Exercise prompt: Edit the listing from its start through the line with "phone-screen-expand-more-list[interactable]: G 16:34", replacing "Options" with "Menu" and keeping everything else the same.

[Start of Working data]

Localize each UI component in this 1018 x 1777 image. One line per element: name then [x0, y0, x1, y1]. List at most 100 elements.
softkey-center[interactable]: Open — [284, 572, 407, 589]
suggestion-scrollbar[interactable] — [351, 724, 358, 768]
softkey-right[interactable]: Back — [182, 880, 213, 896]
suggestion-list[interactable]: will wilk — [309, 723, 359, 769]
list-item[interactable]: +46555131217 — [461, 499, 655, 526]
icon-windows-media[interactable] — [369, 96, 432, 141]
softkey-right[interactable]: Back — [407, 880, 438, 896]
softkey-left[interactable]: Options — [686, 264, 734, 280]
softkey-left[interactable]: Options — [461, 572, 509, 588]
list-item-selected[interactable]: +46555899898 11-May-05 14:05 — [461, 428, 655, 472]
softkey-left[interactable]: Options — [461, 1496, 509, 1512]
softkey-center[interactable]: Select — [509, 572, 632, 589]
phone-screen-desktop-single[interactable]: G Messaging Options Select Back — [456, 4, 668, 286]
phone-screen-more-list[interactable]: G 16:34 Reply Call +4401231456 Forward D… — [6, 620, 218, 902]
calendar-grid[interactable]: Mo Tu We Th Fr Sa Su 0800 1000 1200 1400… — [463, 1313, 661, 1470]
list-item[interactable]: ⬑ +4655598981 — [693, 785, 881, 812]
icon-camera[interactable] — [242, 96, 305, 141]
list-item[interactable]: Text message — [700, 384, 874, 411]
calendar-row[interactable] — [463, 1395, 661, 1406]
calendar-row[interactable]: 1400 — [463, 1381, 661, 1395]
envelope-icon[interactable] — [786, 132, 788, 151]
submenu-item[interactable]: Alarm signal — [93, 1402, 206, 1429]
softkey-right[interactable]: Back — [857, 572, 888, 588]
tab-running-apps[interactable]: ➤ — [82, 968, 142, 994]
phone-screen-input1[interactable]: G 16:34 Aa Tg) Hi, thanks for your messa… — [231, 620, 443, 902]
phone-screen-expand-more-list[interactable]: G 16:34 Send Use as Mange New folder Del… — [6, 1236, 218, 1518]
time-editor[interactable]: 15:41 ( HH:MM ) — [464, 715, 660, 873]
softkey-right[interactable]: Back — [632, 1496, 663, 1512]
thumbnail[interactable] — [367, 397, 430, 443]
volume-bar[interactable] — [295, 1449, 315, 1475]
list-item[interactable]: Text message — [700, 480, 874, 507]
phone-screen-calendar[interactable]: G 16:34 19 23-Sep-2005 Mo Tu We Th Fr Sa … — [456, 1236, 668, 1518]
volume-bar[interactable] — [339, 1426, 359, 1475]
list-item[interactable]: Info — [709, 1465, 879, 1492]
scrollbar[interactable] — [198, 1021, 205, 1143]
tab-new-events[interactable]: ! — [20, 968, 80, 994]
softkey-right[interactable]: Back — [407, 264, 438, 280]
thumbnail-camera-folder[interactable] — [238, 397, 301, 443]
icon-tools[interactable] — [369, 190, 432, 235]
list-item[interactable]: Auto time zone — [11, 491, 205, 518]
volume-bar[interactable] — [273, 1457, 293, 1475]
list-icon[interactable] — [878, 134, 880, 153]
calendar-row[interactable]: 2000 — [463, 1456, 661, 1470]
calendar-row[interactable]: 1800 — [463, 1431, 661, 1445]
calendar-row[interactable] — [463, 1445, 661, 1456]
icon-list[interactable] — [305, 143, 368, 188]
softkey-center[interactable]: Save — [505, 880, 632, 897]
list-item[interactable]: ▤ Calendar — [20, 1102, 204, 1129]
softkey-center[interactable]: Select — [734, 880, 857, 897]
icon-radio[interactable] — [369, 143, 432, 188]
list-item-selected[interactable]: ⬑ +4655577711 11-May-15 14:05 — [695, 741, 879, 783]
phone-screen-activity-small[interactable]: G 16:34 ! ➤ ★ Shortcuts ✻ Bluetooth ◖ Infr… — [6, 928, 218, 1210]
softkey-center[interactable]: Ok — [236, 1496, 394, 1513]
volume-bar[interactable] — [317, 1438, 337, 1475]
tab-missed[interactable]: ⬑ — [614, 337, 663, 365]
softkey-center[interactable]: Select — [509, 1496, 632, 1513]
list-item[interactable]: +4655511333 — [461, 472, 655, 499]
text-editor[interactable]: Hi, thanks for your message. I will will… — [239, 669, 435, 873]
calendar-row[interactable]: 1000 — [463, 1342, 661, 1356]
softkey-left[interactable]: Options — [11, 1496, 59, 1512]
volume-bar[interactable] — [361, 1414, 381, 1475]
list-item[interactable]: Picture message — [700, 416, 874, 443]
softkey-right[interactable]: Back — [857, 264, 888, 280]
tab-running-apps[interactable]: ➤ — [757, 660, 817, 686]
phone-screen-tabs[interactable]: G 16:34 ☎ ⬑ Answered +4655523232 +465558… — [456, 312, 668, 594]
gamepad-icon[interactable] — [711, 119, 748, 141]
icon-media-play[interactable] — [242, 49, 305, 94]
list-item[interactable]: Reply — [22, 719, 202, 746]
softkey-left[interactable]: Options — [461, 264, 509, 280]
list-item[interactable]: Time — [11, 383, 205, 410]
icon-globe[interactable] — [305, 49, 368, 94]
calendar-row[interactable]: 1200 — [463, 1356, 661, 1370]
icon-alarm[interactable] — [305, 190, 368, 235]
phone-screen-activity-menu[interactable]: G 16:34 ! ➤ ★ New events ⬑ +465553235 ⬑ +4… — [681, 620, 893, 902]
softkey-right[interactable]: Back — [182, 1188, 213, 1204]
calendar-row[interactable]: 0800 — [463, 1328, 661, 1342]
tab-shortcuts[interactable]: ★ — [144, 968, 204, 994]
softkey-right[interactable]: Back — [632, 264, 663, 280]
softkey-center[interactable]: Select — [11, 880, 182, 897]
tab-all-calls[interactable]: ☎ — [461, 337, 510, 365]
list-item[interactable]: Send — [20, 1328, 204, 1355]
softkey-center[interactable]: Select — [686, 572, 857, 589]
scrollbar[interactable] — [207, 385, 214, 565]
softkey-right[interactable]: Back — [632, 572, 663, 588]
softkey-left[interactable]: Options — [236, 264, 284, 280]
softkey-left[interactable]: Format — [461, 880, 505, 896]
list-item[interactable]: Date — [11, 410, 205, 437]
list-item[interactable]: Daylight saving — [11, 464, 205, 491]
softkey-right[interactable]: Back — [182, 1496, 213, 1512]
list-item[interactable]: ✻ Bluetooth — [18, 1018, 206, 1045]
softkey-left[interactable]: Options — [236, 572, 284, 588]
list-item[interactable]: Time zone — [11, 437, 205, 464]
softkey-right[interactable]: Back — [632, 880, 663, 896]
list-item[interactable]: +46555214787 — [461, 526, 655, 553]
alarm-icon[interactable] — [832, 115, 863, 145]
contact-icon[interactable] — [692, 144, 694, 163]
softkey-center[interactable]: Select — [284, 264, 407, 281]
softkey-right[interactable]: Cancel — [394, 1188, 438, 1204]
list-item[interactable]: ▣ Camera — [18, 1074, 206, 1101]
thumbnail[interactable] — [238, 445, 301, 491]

[End of Working data]

Task result:
Localize each UI component in this 1018 x 1777 image. One line per element: name then [x0, y0, x1, y1]. List at most 100 elements.
softkey-center[interactable]: Open — [284, 572, 407, 589]
suggestion-scrollbar[interactable] — [351, 724, 358, 768]
softkey-right[interactable]: Back — [182, 880, 213, 896]
suggestion-list[interactable]: will wilk — [309, 723, 359, 769]
list-item[interactable]: +46555131217 — [461, 499, 655, 526]
icon-windows-media[interactable] — [369, 96, 432, 141]
softkey-right[interactable]: Back — [407, 880, 438, 896]
softkey-left[interactable]: Menu — [686, 264, 734, 280]
softkey-left[interactable]: Menu — [461, 572, 509, 588]
list-item-selected[interactable]: +46555899898 11-May-05 14:05 — [461, 428, 655, 472]
softkey-left[interactable]: Menu — [461, 1496, 509, 1512]
softkey-center[interactable]: Select — [509, 572, 632, 589]
phone-screen-desktop-single[interactable]: G Messaging Menu Select Back — [456, 4, 668, 286]
phone-screen-more-list[interactable]: G 16:34 Reply Call +4401231456 Forward D… — [6, 620, 218, 902]
calendar-grid[interactable]: Mo Tu We Th Fr Sa Su 0800 1000 1200 1400… — [463, 1313, 661, 1470]
list-item[interactable]: ⬑ +4655598981 — [693, 785, 881, 812]
icon-camera[interactable] — [242, 96, 305, 141]
list-item[interactable]: Text message — [700, 384, 874, 411]
calendar-row[interactable] — [463, 1395, 661, 1406]
calendar-row[interactable]: 1400 — [463, 1381, 661, 1395]
envelope-icon[interactable] — [786, 132, 788, 151]
submenu-item[interactable]: Alarm signal — [93, 1402, 206, 1429]
softkey-right[interactable]: Back — [857, 572, 888, 588]
tab-running-apps[interactable]: ➤ — [82, 968, 142, 994]
phone-screen-input1[interactable]: G 16:34 Aa Tg) Hi, thanks for your messa… — [231, 620, 443, 902]
phone-screen-expand-more-list[interactable]: G 16:34 Send Use as Mange New folder Del… — [6, 1236, 218, 1518]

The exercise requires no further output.